◆ **Set exercise**
Write out every line of the material exactly as it appears.

◆ **Working data**
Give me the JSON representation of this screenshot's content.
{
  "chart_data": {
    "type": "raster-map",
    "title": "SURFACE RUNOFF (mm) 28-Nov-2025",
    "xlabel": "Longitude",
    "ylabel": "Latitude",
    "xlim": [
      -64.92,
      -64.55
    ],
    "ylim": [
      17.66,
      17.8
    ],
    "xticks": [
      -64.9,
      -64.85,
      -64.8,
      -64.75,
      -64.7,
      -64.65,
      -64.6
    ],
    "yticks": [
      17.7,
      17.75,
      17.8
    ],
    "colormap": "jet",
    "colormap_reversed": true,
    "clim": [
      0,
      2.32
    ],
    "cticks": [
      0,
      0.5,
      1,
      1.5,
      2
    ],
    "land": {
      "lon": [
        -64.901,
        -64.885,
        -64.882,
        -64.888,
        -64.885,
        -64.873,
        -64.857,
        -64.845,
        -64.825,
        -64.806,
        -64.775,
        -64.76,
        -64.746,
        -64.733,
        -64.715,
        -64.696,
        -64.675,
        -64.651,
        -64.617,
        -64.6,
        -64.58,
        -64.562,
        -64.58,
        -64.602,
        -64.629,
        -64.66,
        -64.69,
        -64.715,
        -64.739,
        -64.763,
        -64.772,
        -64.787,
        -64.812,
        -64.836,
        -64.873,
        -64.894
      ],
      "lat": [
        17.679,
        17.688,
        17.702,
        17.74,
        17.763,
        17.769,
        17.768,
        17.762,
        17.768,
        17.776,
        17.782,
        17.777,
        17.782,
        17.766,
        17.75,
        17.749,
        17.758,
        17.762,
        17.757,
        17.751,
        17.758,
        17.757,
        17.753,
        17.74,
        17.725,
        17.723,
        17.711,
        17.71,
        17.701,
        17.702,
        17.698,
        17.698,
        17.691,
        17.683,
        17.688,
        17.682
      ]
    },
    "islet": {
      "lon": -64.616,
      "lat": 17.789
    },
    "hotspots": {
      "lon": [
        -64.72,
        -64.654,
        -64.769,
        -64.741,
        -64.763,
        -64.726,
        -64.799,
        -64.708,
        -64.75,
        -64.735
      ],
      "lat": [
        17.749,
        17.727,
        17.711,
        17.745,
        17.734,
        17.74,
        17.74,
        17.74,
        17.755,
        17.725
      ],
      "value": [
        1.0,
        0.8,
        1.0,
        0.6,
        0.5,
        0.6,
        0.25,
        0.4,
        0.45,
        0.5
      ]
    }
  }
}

◆ **Exercise result**
Give me the JSON representation of this screenshot's content.
{
  "chart_data": {
    "type": "raster-map",
    "title": "SURFACE RUNOFF (mm) 28-Nov-2025",
    "xlabel": "Longitude",
    "ylabel": "Latitude",
    "xlim": [
      -64.92,
      -64.55
    ],
    "ylim": [
      17.66,
      17.8
    ],
    "xticks": [
      -64.9,
      -64.85,
      -64.8,
      -64.75,
      -64.7,
      -64.65,
      -64.6
    ],
    "yticks": [
      17.7,
      17.75,
      17.8
    ],
    "colormap": "jet",
    "colormap_reversed": true,
    "clim": [
      0,
      2.32
    ],
    "cticks": [
      0,
      0.5,
      1,
      1.5,
      2
    ],
    "land": {
      "lon": [
        -64.901,
        -64.885,
        -64.882,
        -64.888,
        -64.885,
        -64.873,
        -64.857,
        -64.845,
        -64.825,
        -64.806,
        -64.775,
        -64.76,
        -64.746,
        -64.733,
        -64.715,
        -64.696,
        -64.675,
        -64.651,
        -64.617,
        -64.6,
        -64.58,
        -64.562,
        -64.58,
        -64.602,
        -64.629,
        -64.66,
        -64.69,
        -64.715,
        -64.739,
        -64.763,
        -64.772,
        -64.787,
        -64.812,
        -64.836,
        -64.873,
        -64.894
      ],
      "lat": [
        17.679,
        17.688,
        17.702,
        17.74,
        17.763,
        17.769,
        17.768,
        17.762,
        17.768,
        17.776,
        17.782,
        17.777,
        17.782,
        17.766,
        17.75,
        17.749,
        17.758,
        17.762,
        17.757,
        17.751,
        17.758,
        17.757,
        17.753,
        17.74,
        17.725,
        17.723,
        17.711,
        17.71,
        17.701,
        17.702,
        17.698,
        17.698,
        17.691,
        17.683,
        17.688,
        17.682
      ]
    },
    "islet": {
      "lon": -64.616,
      "lat": 17.789
    },
    "hotspots": {
      "lon": [
        -64.72,
        -64.654,
        -64.769,
        -64.741,
        -64.763,
        -64.726,
        -64.799,
        -64.708,
        -64.75,
        -64.735
      ],
      "lat": [
        17.749,
        17.727,
        17.711,
        17.745,
        17.734,
        17.74,
        17.74,
        17.74,
        17.755,
        17.725
      ],
      "value": [
        1.0,
        0.8,
        1.0,
        0.6,
        0.5,
        0.6,
        0.25,
        0.4,
        0.45,
        0.5
      ]
    }
  }
}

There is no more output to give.